> _Task_:
Only the pictures are left out: repeat the rest of the entries exactly.

> _Exercise inputs_:

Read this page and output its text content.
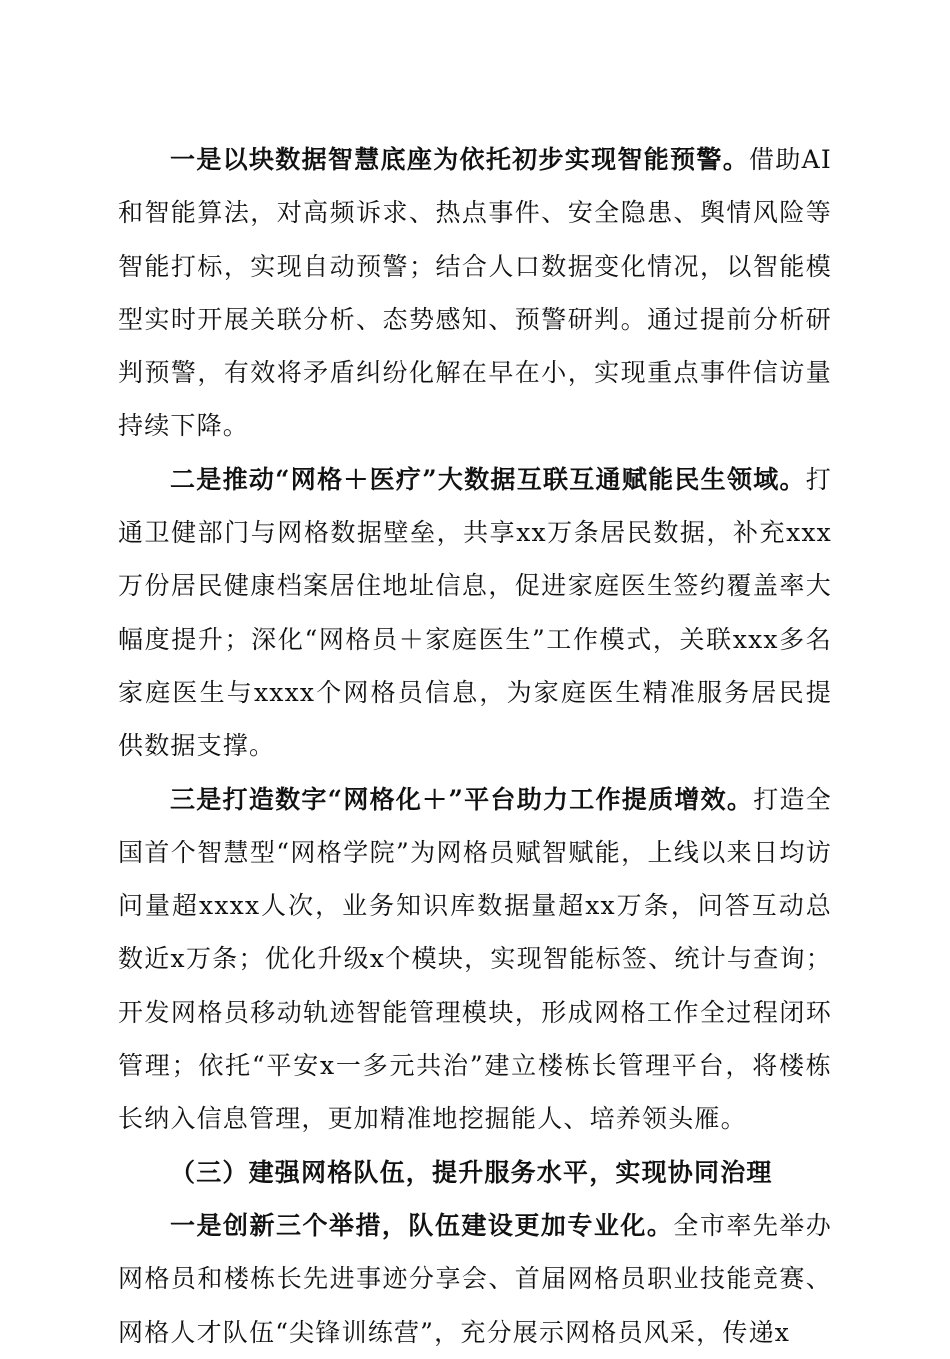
一是以块数据智慧底座为依托初步实现智能预警。借助AI和智能算法，对高频诉求、热点事件、安全隐患、舆情风险等智能打标，实现自动预警；结合人口数据变化情况，以智能模型实时开展关联分析、态势感知、预警研判。通过提前分析研判预警，有效将矛盾纠纷化解在早在小，实现重点事件信访量持续下降。

二是推动“网格＋医疗”大数据互联互通赋能民生领域。打通卫健部门与网格数据壁垒，共享xx万条居民数据，补充xxx万份居民健康档案居住地址信息，促进家庭医生签约覆盖率大幅度提升；深化“网格员＋家庭医生”工作模式，关联xxx多名家庭医生与xxxx个网格员信息，为家庭医生精准服务居民提供数据支撑。

三是打造数字“网格化＋”平台助力工作提质增效。打造全国首个智慧型“网格学院”为网格员赋智赋能，上线以来日均访问量超xxxx人次，业务知识库数据量超xx万条，问答互动总数近x万条；优化升级x个模块，实现智能标签、统计与查询；开发网格员移动轨迹智能管理模块，形成网格工作全过程闭环管理；依托“平安x一多元共治”建立楼栋长管理平台，将楼栋长纳入信息管理，更加精准地挖掘能人、培养领头雁。

（三）建强网格队伍，提升服务水平，实现协同治理

一是创新三个举措，队伍建设更加专业化。全市率先举办网格员和楼栋长先进事迹分享会、首届网格员职业技能竞赛、网格人才队伍“尖锋训练营”，充分展示网格员风采，传递x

> _Written answer_:
Read this page and output its text content.
一是以块数据智慧底座为依托初步实现智能预警。借助AI和智能算法，对高频诉求、热点事件、安全隐患、舆情风险等智能打标，实现自动预警；结合人口数据变化情况，以智能模型实时开展关联分析、态势感知、预警研判。通过提前分析研判预警，有效将矛盾纠纷化解在早在小，实现重点事件信访量持续下降。

二是推动“网格＋医疗”大数据互联互通赋能民生领域。打通卫健部门与网格数据壁垒，共享xx万条居民数据，补充xxx万份居民健康档案居住地址信息，促进家庭医生签约覆盖率大幅度提升；深化“网格员＋家庭医生”工作模式，关联xxx多名家庭医生与xxxx个网格员信息，为家庭医生精准服务居民提供数据支撑。

三是打造数字“网格化＋”平台助力工作提质增效。打造全国首个智慧型“网格学院”为网格员赋智赋能，上线以来日均访问量超xxxx人次，业务知识库数据量超xx万条，问答互动总数近x万条；优化升级x个模块，实现智能标签、统计与查询；开发网格员移动轨迹智能管理模块，形成网格工作全过程闭环管理；依托“平安x一多元共治”建立楼栋长管理平台，将楼栋长纳入信息管理，更加精准地挖掘能人、培养领头雁。

（三）建强网格队伍，提升服务水平，实现协同治理

一是创新三个举措，队伍建设更加专业化。全市率先举办网格员和楼栋长先进事迹分享会、首届网格员职业技能竞赛、网格人才队伍“尖锋训练营”，充分展示网格员风采，传递x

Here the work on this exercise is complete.